— Start —

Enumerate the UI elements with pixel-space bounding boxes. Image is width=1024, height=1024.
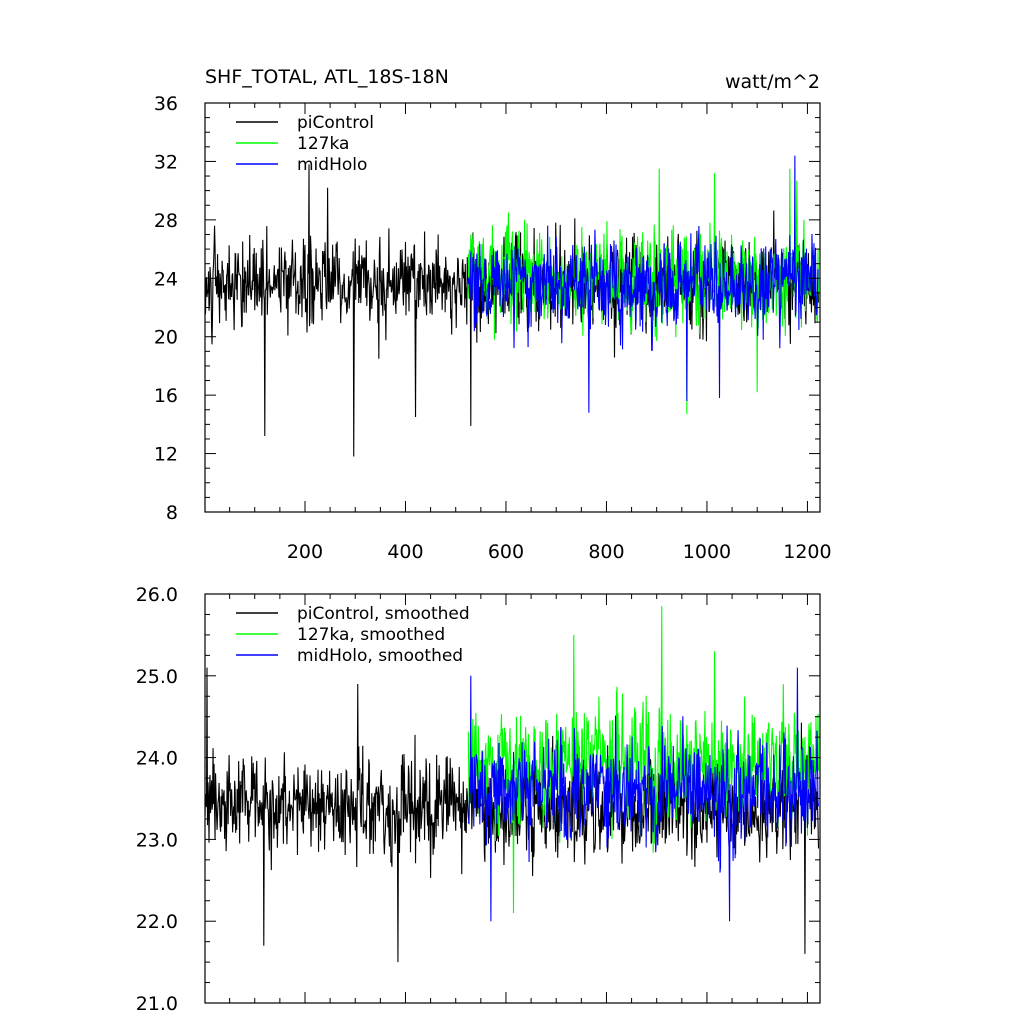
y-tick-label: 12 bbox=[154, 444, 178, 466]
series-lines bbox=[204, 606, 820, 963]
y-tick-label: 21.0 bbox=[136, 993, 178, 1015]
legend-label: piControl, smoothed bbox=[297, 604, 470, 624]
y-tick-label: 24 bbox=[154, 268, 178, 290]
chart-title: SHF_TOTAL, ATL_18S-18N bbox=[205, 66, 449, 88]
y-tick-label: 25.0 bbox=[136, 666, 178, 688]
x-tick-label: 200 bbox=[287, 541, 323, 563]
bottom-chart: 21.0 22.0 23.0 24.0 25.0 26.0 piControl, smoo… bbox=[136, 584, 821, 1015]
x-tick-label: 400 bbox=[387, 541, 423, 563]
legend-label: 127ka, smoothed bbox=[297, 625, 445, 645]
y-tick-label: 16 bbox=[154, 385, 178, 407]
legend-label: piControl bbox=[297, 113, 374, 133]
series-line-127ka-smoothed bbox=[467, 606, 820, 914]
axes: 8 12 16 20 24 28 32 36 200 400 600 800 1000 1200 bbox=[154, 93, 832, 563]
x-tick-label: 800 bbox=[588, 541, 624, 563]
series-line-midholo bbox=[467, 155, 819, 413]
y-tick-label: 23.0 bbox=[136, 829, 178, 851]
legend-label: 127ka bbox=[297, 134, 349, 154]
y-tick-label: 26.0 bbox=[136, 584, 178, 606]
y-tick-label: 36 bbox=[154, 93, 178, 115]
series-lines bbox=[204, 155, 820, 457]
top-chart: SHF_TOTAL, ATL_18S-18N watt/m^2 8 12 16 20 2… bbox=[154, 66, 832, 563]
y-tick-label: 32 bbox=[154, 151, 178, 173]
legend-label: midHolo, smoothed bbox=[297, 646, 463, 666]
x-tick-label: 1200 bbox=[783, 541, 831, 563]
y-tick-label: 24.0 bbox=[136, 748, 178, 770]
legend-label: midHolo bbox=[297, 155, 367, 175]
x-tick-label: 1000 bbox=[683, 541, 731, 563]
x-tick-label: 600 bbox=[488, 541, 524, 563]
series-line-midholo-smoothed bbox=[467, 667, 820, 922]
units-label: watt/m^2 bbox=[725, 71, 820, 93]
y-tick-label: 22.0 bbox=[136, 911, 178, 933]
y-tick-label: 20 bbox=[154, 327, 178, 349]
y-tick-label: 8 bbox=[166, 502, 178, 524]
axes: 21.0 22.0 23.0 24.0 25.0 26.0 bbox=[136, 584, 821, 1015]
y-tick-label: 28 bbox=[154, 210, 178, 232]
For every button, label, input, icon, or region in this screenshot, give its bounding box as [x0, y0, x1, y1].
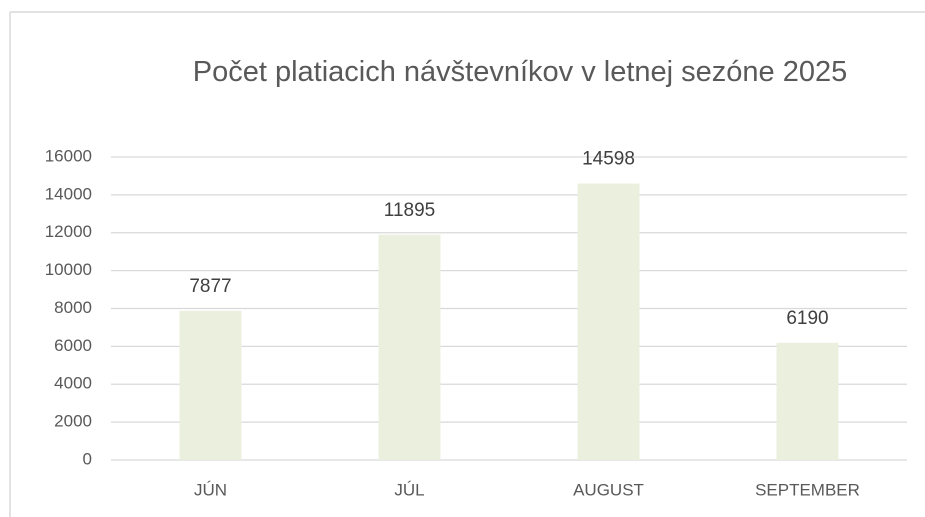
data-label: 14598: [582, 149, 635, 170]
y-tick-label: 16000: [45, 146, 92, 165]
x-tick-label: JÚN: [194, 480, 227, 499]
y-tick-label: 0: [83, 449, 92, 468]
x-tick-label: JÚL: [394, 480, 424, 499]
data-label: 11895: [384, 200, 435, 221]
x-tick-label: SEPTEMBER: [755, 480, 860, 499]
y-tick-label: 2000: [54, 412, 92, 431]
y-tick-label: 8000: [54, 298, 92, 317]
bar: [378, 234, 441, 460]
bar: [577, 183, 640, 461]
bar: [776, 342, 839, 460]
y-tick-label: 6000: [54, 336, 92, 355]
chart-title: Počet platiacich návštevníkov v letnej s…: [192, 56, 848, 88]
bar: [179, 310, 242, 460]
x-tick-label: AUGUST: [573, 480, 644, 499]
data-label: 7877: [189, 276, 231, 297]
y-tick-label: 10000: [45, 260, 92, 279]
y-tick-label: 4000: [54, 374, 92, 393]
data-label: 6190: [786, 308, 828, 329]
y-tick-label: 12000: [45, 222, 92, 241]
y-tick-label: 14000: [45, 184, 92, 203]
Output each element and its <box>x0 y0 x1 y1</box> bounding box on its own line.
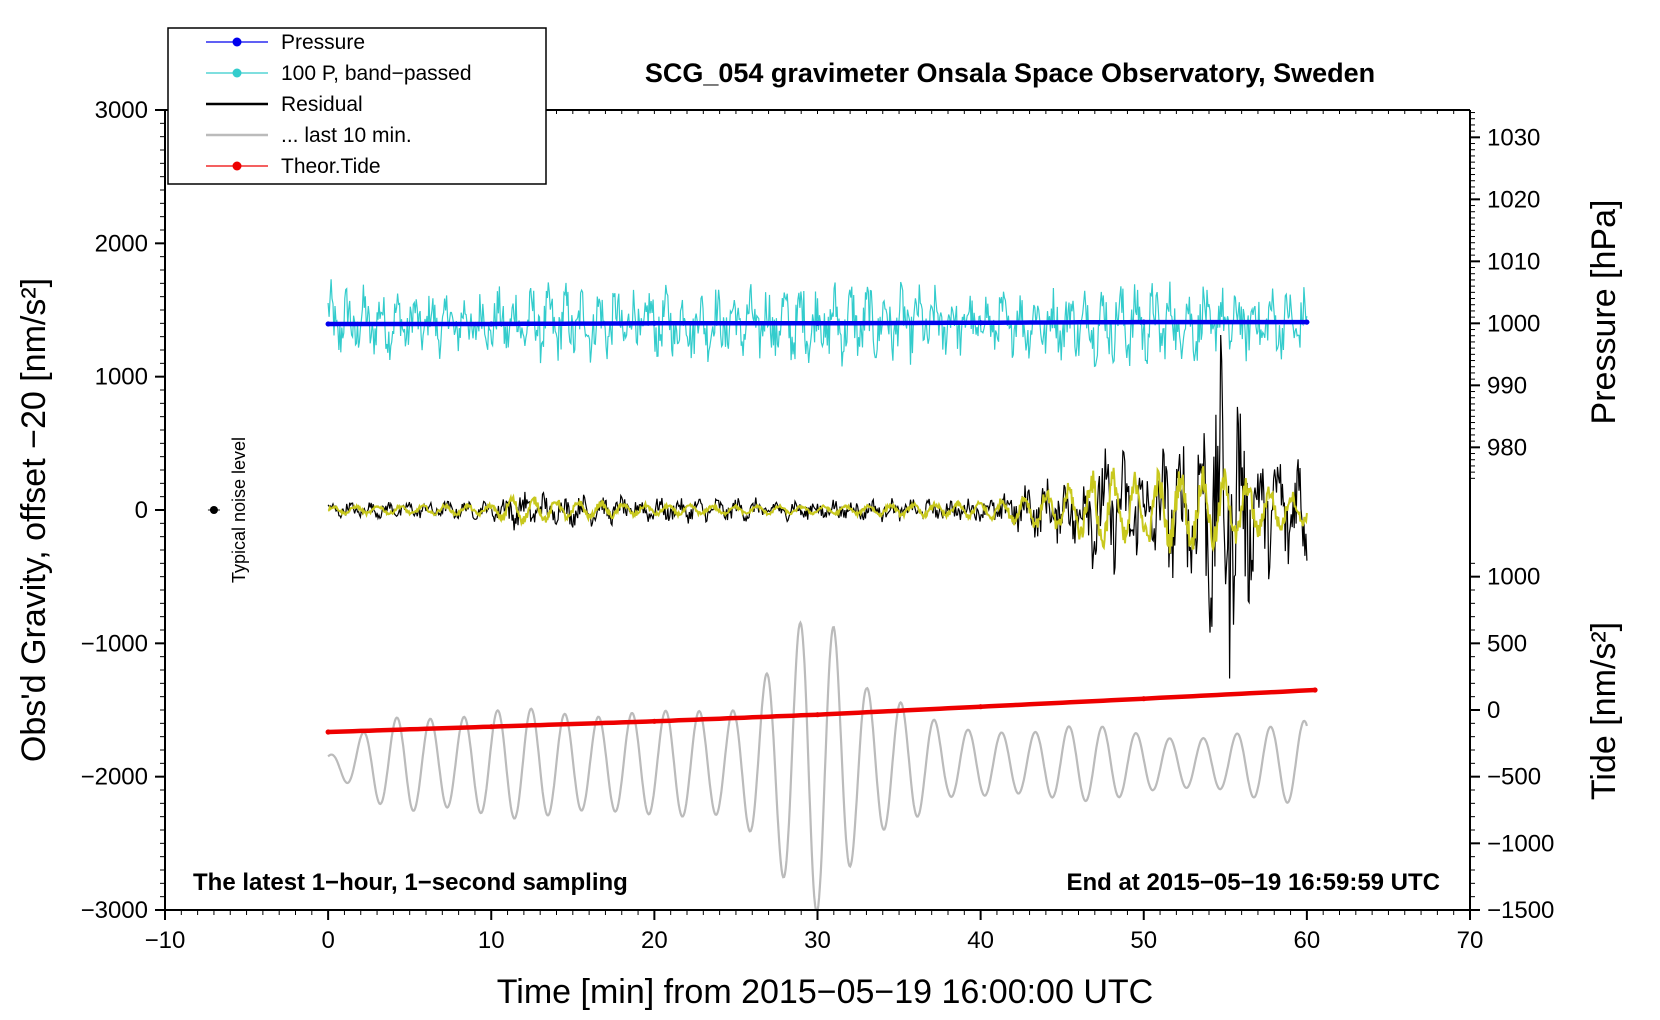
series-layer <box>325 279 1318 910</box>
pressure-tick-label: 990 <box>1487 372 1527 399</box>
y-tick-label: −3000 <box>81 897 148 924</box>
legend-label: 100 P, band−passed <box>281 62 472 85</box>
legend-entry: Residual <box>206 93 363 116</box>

— End —

__WRITTEN EXERCISE__:
Please write out every one of the rows above again word for word, leaving out the pictures.

__REPLY__:
Enumerate the UI elements with pixel-space bounding boxes. Image is width=1024, height=1024.
y-tick-label: 12 bbox=[154, 444, 178, 466]
series-lines bbox=[204, 606, 820, 963]
y-tick-label: 21.0 bbox=[136, 993, 178, 1015]
legend-label: piControl, smoothed bbox=[297, 604, 470, 624]
y-tick-label: 24 bbox=[154, 268, 178, 290]
chart-title: SHF_TOTAL, ATL_18S-18N bbox=[205, 66, 449, 88]
y-tick-label: 25.0 bbox=[136, 666, 178, 688]
x-tick-label: 200 bbox=[287, 541, 323, 563]
bottom-chart: 21.0 22.0 23.0 24.0 25.0 26.0 piControl, smoo… bbox=[136, 584, 821, 1015]
x-tick-label: 400 bbox=[387, 541, 423, 563]
legend-label: 127ka, smoothed bbox=[297, 625, 445, 645]
y-tick-label: 16 bbox=[154, 385, 178, 407]
legend-label: piControl bbox=[297, 113, 374, 133]
series-line-127ka-smoothed bbox=[467, 606, 820, 914]
axes: 8 12 16 20 24 28 32 36 200 400 600 800 1000 1200 bbox=[154, 93, 832, 563]
x-tick-label: 800 bbox=[588, 541, 624, 563]
series-line-midholo bbox=[467, 155, 819, 413]
y-tick-label: 23.0 bbox=[136, 829, 178, 851]
legend-label: 127ka bbox=[297, 134, 349, 154]
y-tick-label: 26.0 bbox=[136, 584, 178, 606]
y-tick-label: 36 bbox=[154, 93, 178, 115]
series-lines bbox=[204, 155, 820, 457]
top-chart: SHF_TOTAL, ATL_18S-18N watt/m^2 8 12 16 20 2… bbox=[154, 66, 832, 563]
y-tick-label: 32 bbox=[154, 151, 178, 173]
legend-label: midHolo, smoothed bbox=[297, 646, 463, 666]
x-tick-label: 1200 bbox=[783, 541, 831, 563]
y-tick-label: 24.0 bbox=[136, 748, 178, 770]
legend-label: midHolo bbox=[297, 155, 367, 175]
x-tick-label: 1000 bbox=[683, 541, 731, 563]
x-tick-label: 600 bbox=[488, 541, 524, 563]
series-line-midholo-smoothed bbox=[467, 667, 820, 922]
units-label: watt/m^2 bbox=[725, 71, 820, 93]
y-tick-label: 22.0 bbox=[136, 911, 178, 933]
y-tick-label: 20 bbox=[154, 327, 178, 349]
y-tick-label: 8 bbox=[166, 502, 178, 524]
axes: 21.0 22.0 23.0 24.0 25.0 26.0 bbox=[136, 584, 821, 1015]
y-tick-label: 28 bbox=[154, 210, 178, 232]
For every button, label, input, icon, or region in this screenshot, give its bounding box as [x0, y0, x1, y1].
data-label: 14598: [582, 149, 635, 170]
y-tick-label: 16000: [45, 146, 92, 165]
x-tick-label: JÚN: [194, 480, 227, 499]
y-tick-label: 0: [83, 449, 92, 468]
x-tick-label: JÚL: [394, 480, 424, 499]
data-label: 11895: [384, 200, 435, 221]
x-tick-label: SEPTEMBER: [755, 480, 860, 499]
y-tick-label: 2000: [54, 412, 92, 431]
y-tick-label: 8000: [54, 298, 92, 317]
bar: [378, 234, 441, 460]
bar: [577, 183, 640, 461]
bar: [776, 342, 839, 460]
y-tick-label: 6000: [54, 336, 92, 355]
chart-title: Počet platiacich návštevníkov v letnej s…: [192, 56, 848, 88]
bar: [179, 310, 242, 460]
x-tick-label: AUGUST: [573, 480, 644, 499]
data-label: 7877: [189, 276, 231, 297]
y-tick-label: 10000: [45, 260, 92, 279]
y-tick-label: 4000: [54, 374, 92, 393]
data-label: 6190: [786, 308, 828, 329]
y-tick-label: 12000: [45, 222, 92, 241]
y-tick-label: 14000: [45, 184, 92, 203]
Output each element and its <box>x0 y0 x1 y1</box> bounding box on its own line.
series-layer <box>325 279 1318 910</box>
pressure-tick-label: 990 <box>1487 372 1527 399</box>
y-tick-label: −3000 <box>81 897 148 924</box>
legend-label: 100 P, band−passed <box>281 62 472 85</box>
legend-entry: Residual <box>206 93 363 116</box>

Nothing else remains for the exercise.